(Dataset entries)
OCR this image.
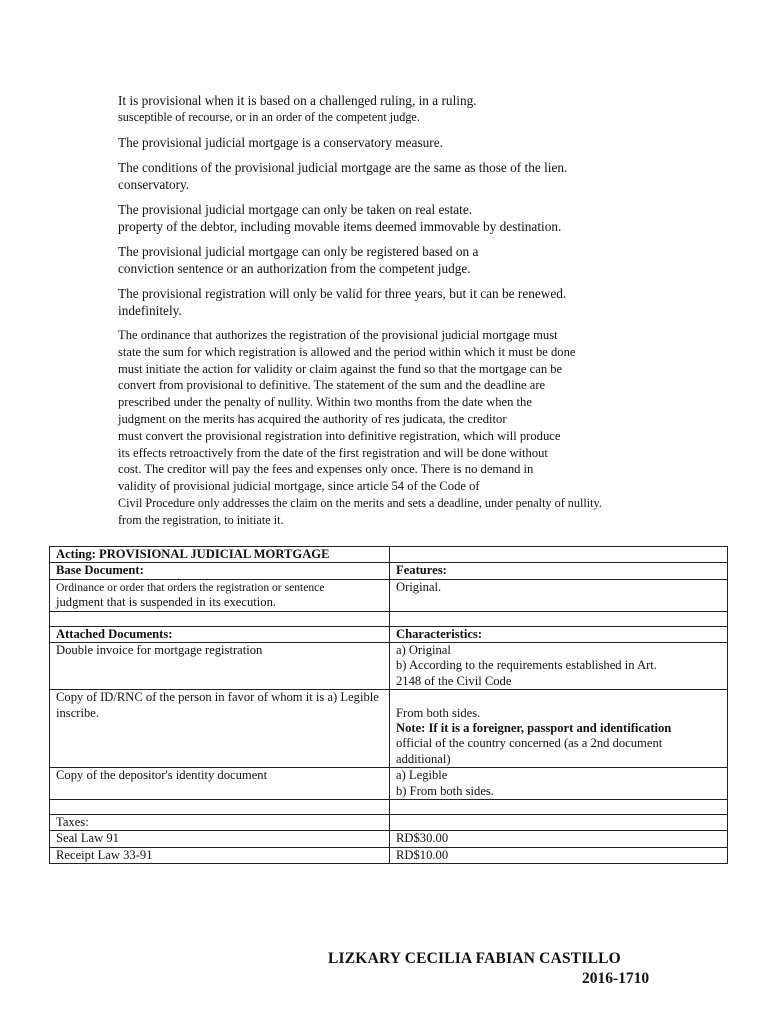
It is provisional when it is based on a challenged ruling, in a ruling.
susceptible of recourse, or in an order of the competent judge.

The provisional judicial mortgage is a conservatory measure.

The conditions of the provisional judicial mortgage are the same as those of the lien.
conservatory.

The provisional judicial mortgage can only be taken on real estate.
property of the debtor, including movable items deemed immovable by destination.

The provisional judicial mortgage can only be registered based on a
conviction sentence or an authorization from the competent judge.

The provisional registration will only be valid for three years, but it can be renewed.
indefinitely.

The ordinance that authorizes the registration of the provisional judicial mortgage must
state the sum for which registration is allowed and the period within which it must be done
must initiate the action for validity or claim against the fund so that the mortgage can be
convert from provisional to definitive. The statement of the sum and the deadline are
prescribed under the penalty of nullity. Within two months from the date when the
judgment on the merits has acquired the authority of res judicata, the creditor
must convert the provisional registration into definitive registration, which will produce
its effects retroactively from the date of the first registration and will be done without
cost. The creditor will pay the fees and expenses only once. There is no demand in
validity of provisional judicial mortgage, since article 54 of the Code of
Civil Procedure only addresses the claim on the merits and sets a deadline, under penalty of nullity.
from the registration, to initiate it.

Acting: PROVISIONAL JUDICIAL MORTGAGE	
Base Document:	Features:

Ordinance or order that orders the registration or sentence
judgment that is suspended in its execution.	Original.

Attached Documents:	Characteristics:
Double invoice for mortgage registration	a) Original
b) According to the requirements established in Art.
2148 of the Civil Code

Copy of ID/RNC of the person in favor of whom it is a) Legible
inscribe.	From both sides.
Note: If it is a foreigner, passport and identification
official of the country concerned (as a 2nd document
additional)

Copy of the depositor's identity document	a) Legible
b) From both sides.

Taxes:	
Seal Law 91	RD$30.00
Receipt Law 33-91	RD$10.00
LIZKARY CECILIA FABIAN CASTILLO
2016-1710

- DIRECTIONS -
Your copy should repeat each entry above exactly but contain no pictures.

- SOLUTION FOR THIS TASK -
OCR this image.
It is provisional when it is based on a challenged ruling, in a ruling.
susceptible of recourse, or in an order of the competent judge.

The provisional judicial mortgage is a conservatory measure.

The conditions of the provisional judicial mortgage are the same as those of the lien.
conservatory.

The provisional judicial mortgage can only be taken on real estate.
property of the debtor, including movable items deemed immovable by destination.

The provisional judicial mortgage can only be registered based on a
conviction sentence or an authorization from the competent judge.

The provisional registration will only be valid for three years, but it can be renewed.
indefinitely.

The ordinance that authorizes the registration of the provisional judicial mortgage must
state the sum for which registration is allowed and the period within which it must be done
must initiate the action for validity or claim against the fund so that the mortgage can be
convert from provisional to definitive. The statement of the sum and the deadline are
prescribed under the penalty of nullity. Within two months from the date when the
judgment on the merits has acquired the authority of res judicata, the creditor
must convert the provisional registration into definitive registration, which will produce
its effects retroactively from the date of the first registration and will be done without
cost. The creditor will pay the fees and expenses only once. There is no demand in
validity of provisional judicial mortgage, since article 54 of the Code of
Civil Procedure only addresses the claim on the merits and sets a deadline, under penalty of nullity.
from the registration, to initiate it.

Acting: PROVISIONAL JUDICIAL MORTGAGE	
Base Document:	Features:

Ordinance or order that orders the registration or sentence
judgment that is suspended in its execution.	Original.

Attached Documents:	Characteristics:
Double invoice for mortgage registration	a) Original
b) According to the requirements established in Art.
2148 of the Civil Code

Copy of ID/RNC of the person in favor of whom it is a) Legible
inscribe.	From both sides.
Note: If it is a foreigner, passport and identification
official of the country concerned (as a 2nd document
additional)

Copy of the depositor's identity document	a) Legible
b) From both sides.

Taxes:	
Seal Law 91	RD$30.00
Receipt Law 33-91	RD$10.00
LIZKARY CECILIA FABIAN CASTILLO
2016-1710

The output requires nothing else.